§ Written exercise 1
Write out the passage below on the CR 59(b) noting requirement from "Here, in contrast, Buckner" up to and including "the time to appeal.", word for word.
§ Written exercise 2
Summarize the passage below on the CR 59(b) noting requirement in two sentences.
--- Passage to read ---
Here, in contrast, Buckner timely served and filed the motion. Thus, Buckner's actions are consistent with the holding of Schaefco regarding timely service and filing. Schaefco did not address the question of the effect of the failure to note the motion. Because noting, not service or filing, is the issue presented here, reliance on that case is misplaced.

The other case on which Berkey relies, Jankelson v. Lynn Constr., Inc., 12 is also of no assistance. There, the court found that MAR 7.1(a) was not ambiguous on the service and filing of a request for a trial de novo. The rule clearly stated that such a request was timely only when both service and filing were accomplished within 20 days. In contrast, CR 59(b) is ambiguous on what the effect the failure to note a CR 59 motion has on either the motion itself or the time to appeal.

No Washington appellate case addresses the CR 59(b) noting requirement or its effect either on the timeliness of a motion for reconsideration or the extension of time to appeal. Similarly, no court rule provides a clear answer to the question presented here.
--- Stored records ---
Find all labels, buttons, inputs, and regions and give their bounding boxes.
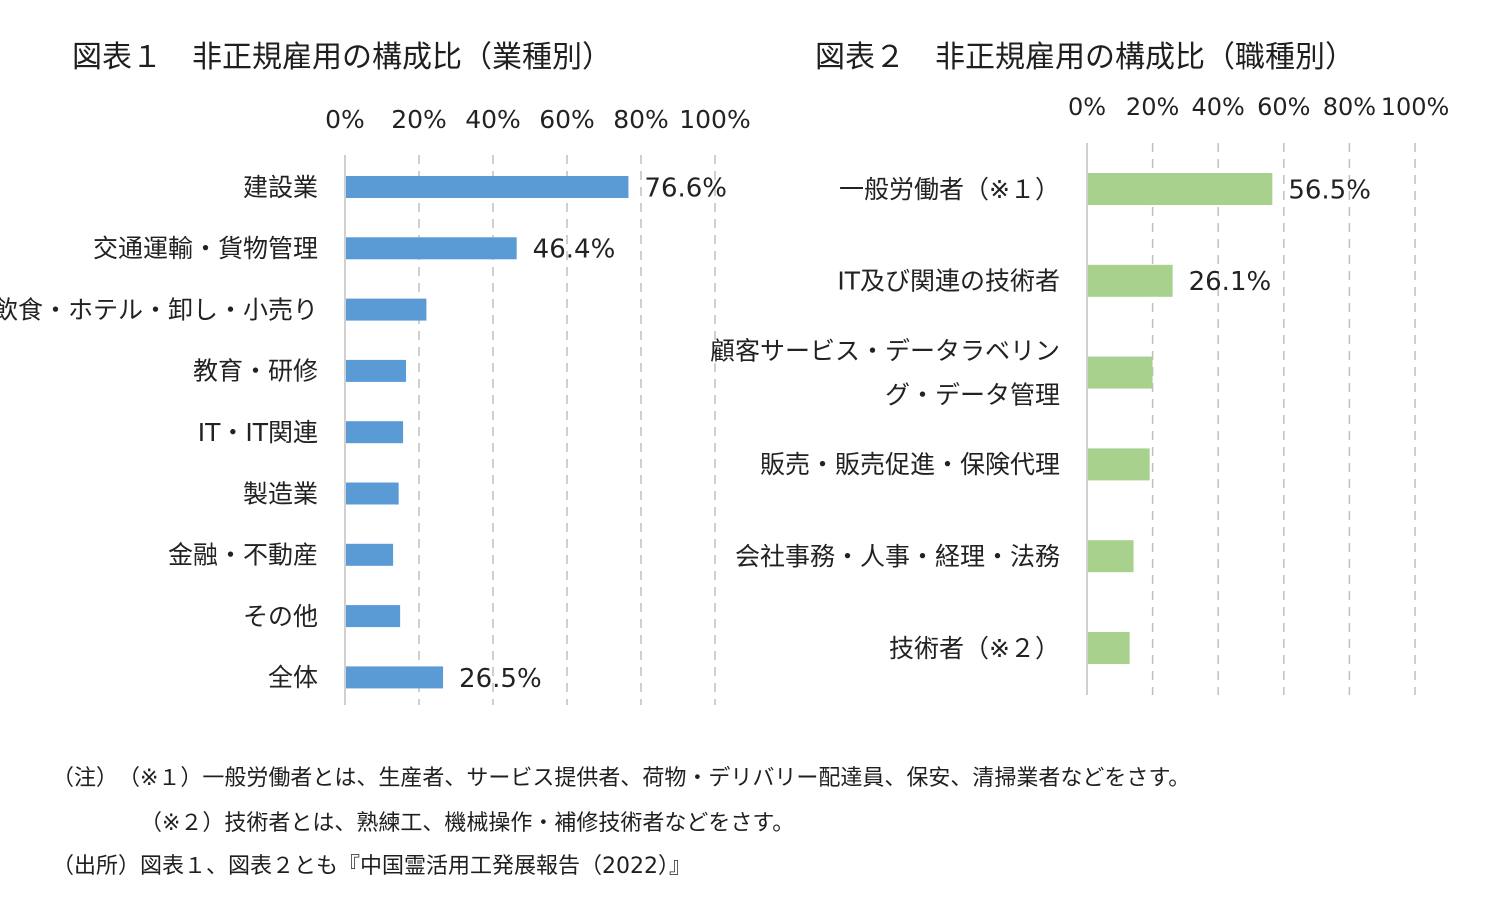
chart1-tick-label: 80% <box>613 105 669 134</box>
chart1-category-label: その他 <box>243 602 318 631</box>
chart1-data-label: 46.4% <box>533 235 616 265</box>
source-note: （出所）図表１、図表２とも『中国霊活用工発展報告（2022）』 <box>52 854 691 879</box>
note-2: （※２）技術者とは、熟練工、機械操作・補修技術者などをさす。 <box>140 811 795 836</box>
chart1-bar <box>346 176 629 198</box>
chart1-category-label: 建設業 <box>243 173 318 202</box>
chart1-bar <box>346 666 444 689</box>
chart1-tick-label: 100% <box>679 105 750 134</box>
chart2-category-label: 技術者（※２） <box>889 634 1060 663</box>
chart1-category-label: 金融・不動産 <box>168 541 318 570</box>
chart1-category-label: IT・IT関連 <box>198 418 318 447</box>
chart2-bar <box>1088 173 1273 205</box>
chart2-category-label: 会社事務・人事・経理・法務 <box>735 542 1060 571</box>
chart2-tick-label: 80% <box>1323 93 1376 121</box>
chart2-category-label: IT及び関連の技術者 <box>837 267 1060 296</box>
chart2-tick-label: 60% <box>1257 93 1310 121</box>
chart2-data-label: 26.1% <box>1189 267 1272 297</box>
chart1-category-label: 飲食・ホテル・卸し・小売り <box>0 295 318 324</box>
chart1-category-label: 全体 <box>268 663 318 692</box>
chart1-bar <box>346 359 407 382</box>
chart1-tick-label: 60% <box>539 105 595 134</box>
chart2-category-label: グ・データ管理 <box>885 380 1060 409</box>
chart1-bar <box>346 605 401 628</box>
chart1-tick-label: 0% <box>325 105 365 134</box>
chart2-bar <box>1088 632 1130 664</box>
chart2-bar <box>1088 448 1150 481</box>
chart2-bar <box>1088 540 1134 573</box>
chart1-category-label: 交通運輸・貨物管理 <box>93 234 318 263</box>
chart2-category-label: 一般労働者（※１） <box>839 175 1060 204</box>
chart1-tick-label: 40% <box>465 105 521 134</box>
chart2-category-label: 顧客サービス・データラベリン <box>710 336 1060 365</box>
chart2-data-label: 56.5% <box>1288 175 1371 205</box>
chart2-tick-label: 100% <box>1381 93 1450 121</box>
chart1-category-label: 教育・研修 <box>193 357 318 386</box>
chart2-category-label: 販売・販売促進・保険代理 <box>760 450 1060 479</box>
chart1-bar <box>346 482 399 505</box>
chart1-data-label: 76.6% <box>644 173 727 203</box>
chart2-tick-label: 0% <box>1068 93 1106 121</box>
chart2-tick-label: 40% <box>1192 93 1245 121</box>
chart2-tick-label: 20% <box>1126 93 1179 121</box>
chart1-title: 図表１ 非正規雇用の構成比（業種別） <box>72 40 612 75</box>
chart1-category-label: 製造業 <box>243 479 318 508</box>
chart1-bar <box>346 237 517 260</box>
chart1-tick-label: 20% <box>391 105 447 134</box>
chart1-bar <box>346 543 394 566</box>
chart2-bar <box>1088 356 1153 389</box>
chart2-bar <box>1088 264 1173 297</box>
chart2-title: 図表２ 非正規雇用の構成比（職種別） <box>815 40 1355 75</box>
chart1-data-label: 26.5% <box>459 664 542 694</box>
chart1-bar <box>346 421 404 444</box>
chart1-bar <box>346 298 427 321</box>
note-1: （注） （※１）一般労働者とは、生産者、サービス提供者、荷物・デリバリー配達員、… <box>52 766 1191 791</box>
---
§ Correct answer 1
Here, in contrast, Buckner timely served and filed the motion. Thus, Buckner's actions are consistent with the holding of Schaefco regarding timely service and filing. Schaefco did not address the question of the effect of the failure to note the motion. Because noting, not service or filing, is the issue presented here, reliance on that case is misplaced.

The other case on which Berkey relies, Jankelson v. Lynn Constr., Inc., 12 is also of no assistance. There, the court found that MAR 7.1(a) was not ambiguous on the service and filing of a request for a trial de novo. The rule clearly stated that such a request was timely only when both service and filing were accomplished within 20 days. In contrast, CR 59(b) is ambiguous on what the effect the failure to note a CR 59 motion has on either the motion itself or the time to appeal.

§ Correct answer 2
Neither case Berkey relies on helps: Schaefco concerned timely service and filing, which Buckner accomplished, not the failure to note a motion, and Jankelson found MAR 7.1(a) unambiguous on service and filing of a request for a trial de novo. CR 59(b), by contrast, is ambiguous about the effect of failing to note a motion, and no Washington appellate case or court rule clearly answers that question.